▶ _TASK_:
Transcribe the records below exactly as they appear, omitting any pictures.
** BEGIN SUPPLIED DATA **
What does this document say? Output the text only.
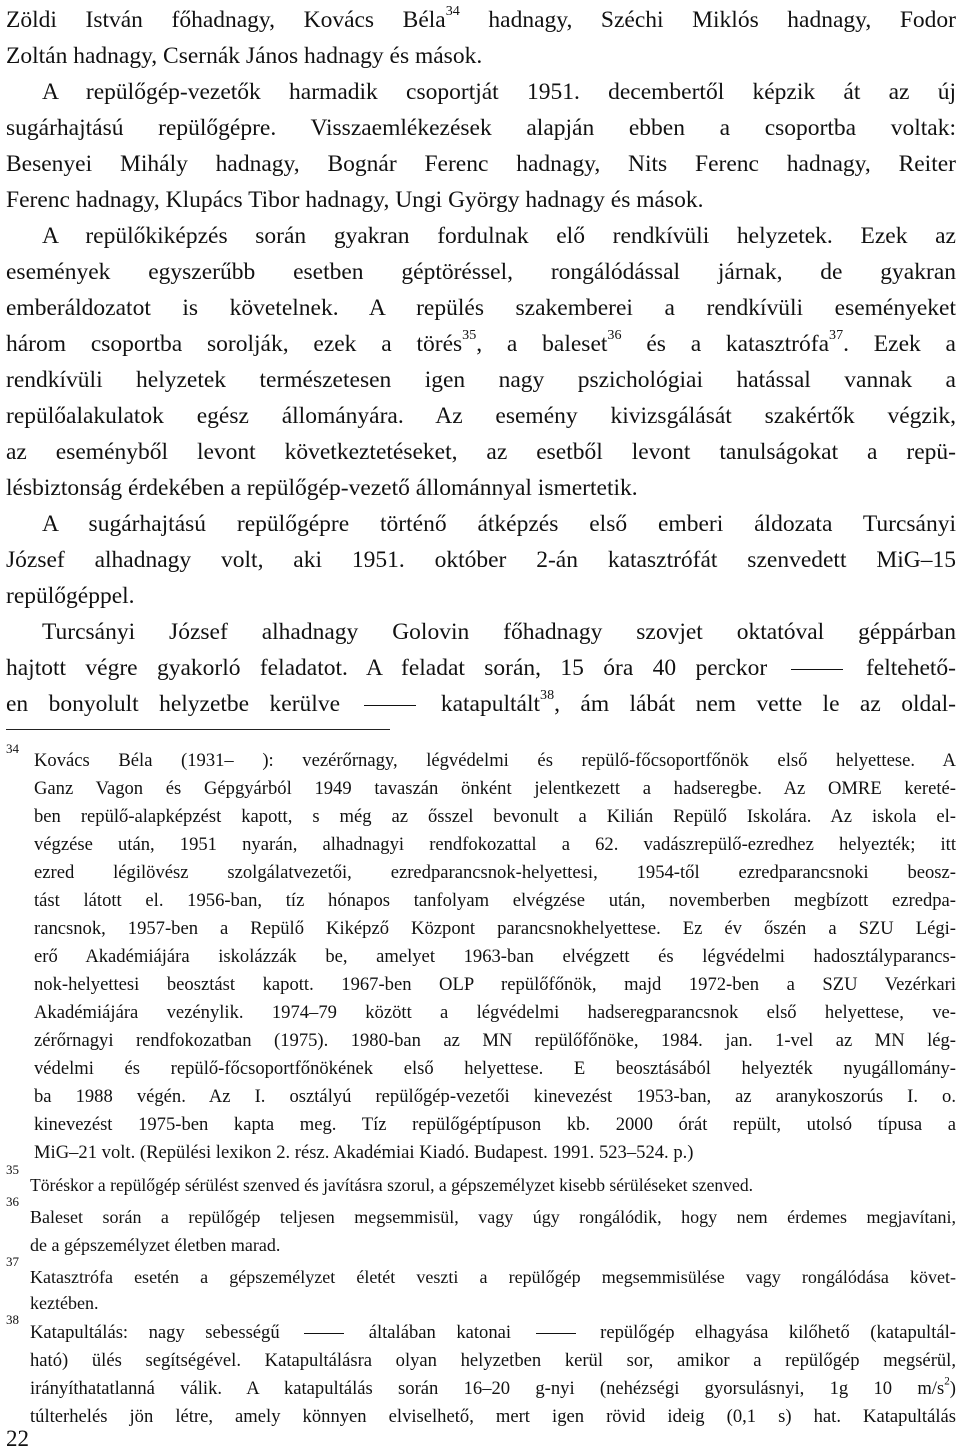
Zöldi István főhadnagy, Kovács Béla$^{34}$ hadnagy, Széchi Miklós hadnagy, Fodor
Zoltán hadnagy, Csernák János hadnagy és mások.
A repülőgép-vezetők harmadik csoportját 1951. decembertől képzik át az új
sugárhajtású repülőgépre. Visszaemlékezések alapján ebben a csoportba voltak:
Besenyei Mihály hadnagy, Bognár Ferenc hadnagy, Nits Ferenc hadnagy, Reiter
Ferenc hadnagy, Klupács Tibor hadnagy, Ungi György hadnagy és mások.
A repülőkiképzés során gyakran fordulnak elő rendkívüli helyzetek. Ezek az
események egyszerűbb esetben géptöréssel, rongálódással járnak, de gyakran
emberáldozatot is követelnek. A repülés szakemberei a rendkívüli eseményeket
három csoportba sorolják, ezek a törés$^{35}$, a baleset$^{36}$ és a katasztrófa$^{37}$. Ezek a
rendkívüli helyzetek természetesen igen nagy pszichológiai hatással vannak a
repülőalakulatok egész állományára. Az esemény kivizsgálását szakértők végzik,
az eseményből levont következtetéseket, az esetből levont tanulságokat a repü-
lésbiztonság érdekében a repülőgép-vezető állománnyal ismertetik.
A sugárhajtású repülőgépre történő átképzés első emberi áldozata Turcsányi
József alhadnagy volt, aki 1951. október 2-án katasztrófát szenvedett MiG–15
repülőgéppel.
Turcsányi József alhadnagy Golovin főhadnagy szovjet oktatóval géppárban
hajtott végre gyakorló feladatot. A feladat során, 15 óra 40 perckor	feltehető-
en bonyolult helyzetbe kerülve	katapultált$^{38}$, ám lábát nem vette le az oldal-
34
Kovács Béla (1931– ): vezérőrnagy, légvédelmi és repülő-főcsoportfőnök első helyettese. A
Ganz Vagon és Gépgyárból 1949 tavaszán önként jelentkezett a hadseregbe. Az OMRE kereté-
ben repülő-alapképzést kapott, s még az ősszel bevonult a Kilián Repülő Iskolára. Az iskola el-
végzése után, 1951 nyarán, alhadnagyi rendfokozattal a 62. vadászrepülő-ezredhez helyezték; itt
ezred légilövész szolgálatvezetői, ezredparancsnok-helyettesi, 1954-től ezredparancsnoki beosz-
tást látott el. 1956-ban, tíz hónapos tanfolyam elvégzése után, novemberben megbízott ezredpa-
rancsnok, 1957-ben a Repülő Kiképző Központ parancsnokhelyettese. Ez év őszén a SZU Légi-
erő Akadémiájára iskolázzák be, amelyet 1963-ban elvégzett és légvédelmi hadosztályparancs-
nok-helyettesi beosztást kapott. 1967-ben OLP repülőfőnök, majd 1972-ben a SZU Vezérkari
Akadémiájára vezénylik. 1974–79 között a légvédelmi hadseregparancsnok első helyettese, ve-
zérőrnagyi rendfokozatban (1975). 1980-ban az MN repülőfőnöke, 1984. jan. 1-vel az MN lég-
védelmi és repülő-főcsoportfőnökének első helyettese. E beosztásából helyezték nyugállomány-
ba 1988 végén. Az I. osztályú repülőgép-vezetői kinevezést 1953-ban, az aranykoszorús I. o.
kinevezést 1975-ben kapta meg. Tíz repülőgéptípuson kb. 2000 órát repült, utolsó típusa a
MiG–21 volt. (Repülési lexikon 2. rész. Akadémiai Kiadó. Budapest. 1991. 523–524. p.)
35
Töréskor a repülőgép sérülést szenved és javításra szorul, a gépszemélyzet kisebb sérüléseket szenved.
36
Baleset során a repülőgép teljesen megsemmisül, vagy úgy rongálódik, hogy nem érdemes megjavítani,
de a gépszemélyzet életben marad.
37
Katasztrófa esetén a gépszemélyzet életét veszti a repülőgép megsemmisülése vagy rongálódása követ-
keztében.
38
Katapultálás: nagy sebességű	általában katonai	repülőgép elhagyása kilőhető (katapultál-
ható) ülés segítségével. Katapultálásra olyan helyzetben kerül sor, amikor a repülőgép megsérül,
irányíthatatlanná válik. A katapultálás során 16–20 g-nyi (nehézségi gyorsulásnyi, 1g 10 $m/s^2$)
túlterhelés jön létre, amely könnyen elviselhető, mert igen rövid ideig (0,1 s) hat. Katapultálás
22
** END SUPPLIED DATA **
▶ _CORRECT RESPONSE_:
What does this document say? Output the text only.
Zöldi István főhadnagy, Kovács Béla$^{34}$ hadnagy, Széchi Miklós hadnagy, Fodor
Zoltán hadnagy, Csernák János hadnagy és mások.
A repülőgép-vezetők harmadik csoportját 1951. decembertől képzik át az új
sugárhajtású repülőgépre. Visszaemlékezések alapján ebben a csoportba voltak:
Besenyei Mihály hadnagy, Bognár Ferenc hadnagy, Nits Ferenc hadnagy, Reiter
Ferenc hadnagy, Klupács Tibor hadnagy, Ungi György hadnagy és mások.
A repülőkiképzés során gyakran fordulnak elő rendkívüli helyzetek. Ezek az
események egyszerűbb esetben géptöréssel, rongálódással járnak, de gyakran
emberáldozatot is követelnek. A repülés szakemberei a rendkívüli eseményeket
három csoportba sorolják, ezek a törés$^{35}$, a baleset$^{36}$ és a katasztrófa$^{37}$. Ezek a
rendkívüli helyzetek természetesen igen nagy pszichológiai hatással vannak a
repülőalakulatok egész állományára. Az esemény kivizsgálását szakértők végzik,
az eseményből levont következtetéseket, az esetből levont tanulságokat a repü-
lésbiztonság érdekében a repülőgép-vezető állománnyal ismertetik.
A sugárhajtású repülőgépre történő átképzés első emberi áldozata Turcsányi
József alhadnagy volt, aki 1951. október 2-án katasztrófát szenvedett MiG–15
repülőgéppel.
Turcsányi József alhadnagy Golovin főhadnagy szovjet oktatóval géppárban
hajtott végre gyakorló feladatot. A feladat során, 15 óra 40 perckor	feltehető-
en bonyolult helyzetbe kerülve	katapultált$^{38}$, ám lábát nem vette le az oldal-
34
Kovács Béla (1931– ): vezérőrnagy, légvédelmi és repülő-főcsoportfőnök első helyettese. A
Ganz Vagon és Gépgyárból 1949 tavaszán önként jelentkezett a hadseregbe. Az OMRE kereté-
ben repülő-alapképzést kapott, s még az ősszel bevonult a Kilián Repülő Iskolára. Az iskola el-
végzése után, 1951 nyarán, alhadnagyi rendfokozattal a 62. vadászrepülő-ezredhez helyezték; itt
ezred légilövész szolgálatvezetői, ezredparancsnok-helyettesi, 1954-től ezredparancsnoki beosz-
tást látott el. 1956-ban, tíz hónapos tanfolyam elvégzése után, novemberben megbízott ezredpa-
rancsnok, 1957-ben a Repülő Kiképző Központ parancsnokhelyettese. Ez év őszén a SZU Légi-
erő Akadémiájára iskolázzák be, amelyet 1963-ban elvégzett és légvédelmi hadosztályparancs-
nok-helyettesi beosztást kapott. 1967-ben OLP repülőfőnök, majd 1972-ben a SZU Vezérkari
Akadémiájára vezénylik. 1974–79 között a légvédelmi hadseregparancsnok első helyettese, ve-
zérőrnagyi rendfokozatban (1975). 1980-ban az MN repülőfőnöke, 1984. jan. 1-vel az MN lég-
védelmi és repülő-főcsoportfőnökének első helyettese. E beosztásából helyezték nyugállomány-
ba 1988 végén. Az I. osztályú repülőgép-vezetői kinevezést 1953-ban, az aranykoszorús I. o.
kinevezést 1975-ben kapta meg. Tíz repülőgéptípuson kb. 2000 órát repült, utolsó típusa a
MiG–21 volt. (Repülési lexikon 2. rész. Akadémiai Kiadó. Budapest. 1991. 523–524. p.)
35
Töréskor a repülőgép sérülést szenved és javításra szorul, a gépszemélyzet kisebb sérüléseket szenved.
36
Baleset során a repülőgép teljesen megsemmisül, vagy úgy rongálódik, hogy nem érdemes megjavítani,
de a gépszemélyzet életben marad.
37
Katasztrófa esetén a gépszemélyzet életét veszti a repülőgép megsemmisülése vagy rongálódása követ-
keztében.
38
Katapultálás: nagy sebességű	általában katonai	repülőgép elhagyása kilőhető (katapultál-
ható) ülés segítségével. Katapultálásra olyan helyzetben kerül sor, amikor a repülőgép megsérül,
irányíthatatlanná válik. A katapultálás során 16–20 g-nyi (nehézségi gyorsulásnyi, 1g 10 $m/s^2$)
túlterhelés jön létre, amely könnyen elviselhető, mert igen rövid ideig (0,1 s) hat. Katapultálás
22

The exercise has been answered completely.